REQUIRED TASK ▸
Select all lines holding the word "vescie" from the entries that follow.
BEGIN MATERIAL FOR THE TASK
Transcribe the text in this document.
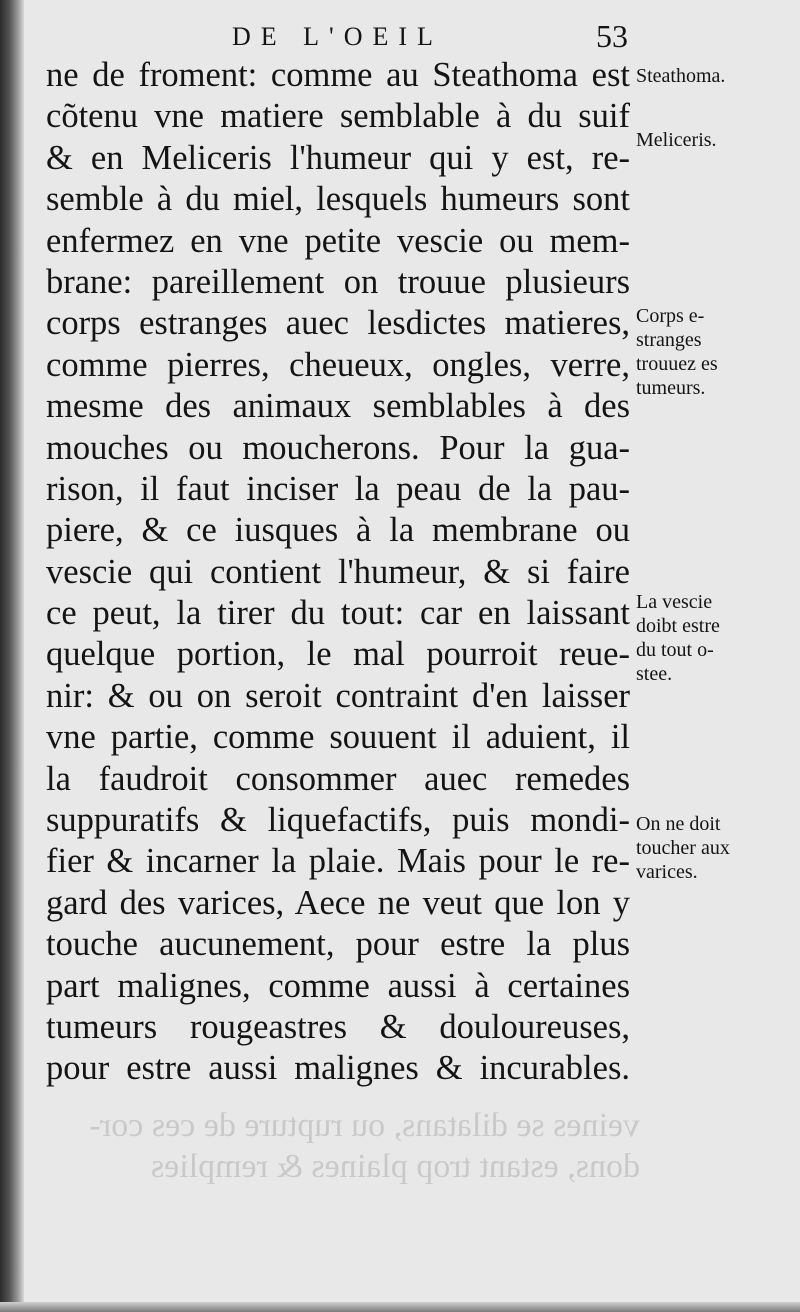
DE L'OEIL	53
veines se dilatans, ou rupture de ces cor-
dons, estant trop plaines & remplies
ne de froment: comme au Steathoma est
cõtenu vne matiere semblable à du suif
& en Meliceris l'humeur qui y est, re-
semble à du miel, lesquels humeurs sont
enfermez en vne petite vescie ou mem-
brane: pareillement on trouue plusieurs
corps estranges auec lesdictes matieres,
comme pierres, cheueux, ongles, verre,
mesme des animaux semblables à des
mouches ou moucherons. Pour la gua-
rison, il faut inciser la peau de la pau-
piere, & ce iusques à la membrane ou
vescie qui contient l'humeur, & si faire
ce peut, la tirer du tout: car en laissant
quelque portion, le mal pourroit reue-
nir: & ou on seroit contraint d'en laisser
vne partie, comme souuent il aduient, il
la faudroit consommer auec remedes
suppuratifs & liquefactifs, puis mondi-
fier & incarner la plaie. Mais pour le re-
gard des varices, Aece ne veut que lon y
touche aucunement, pour estre la plus
part malignes, comme aussi à certaines
tumeurs rougeastres & douloureuses,
pour estre aussi malignes & incurables.
Steathoma.
Meliceris.
Corps e-
stranges
trouuez es
tumeurs.
La vescie
doibt estre
du tout o-
stee.
On ne doit
toucher aux
varices.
END MATERIAL FOR THE TASK
EXERCISE SOLUTION ▸
enfermez en vne petite vescie ou mem-
vescie qui contient l'humeur, & si faire
La vescie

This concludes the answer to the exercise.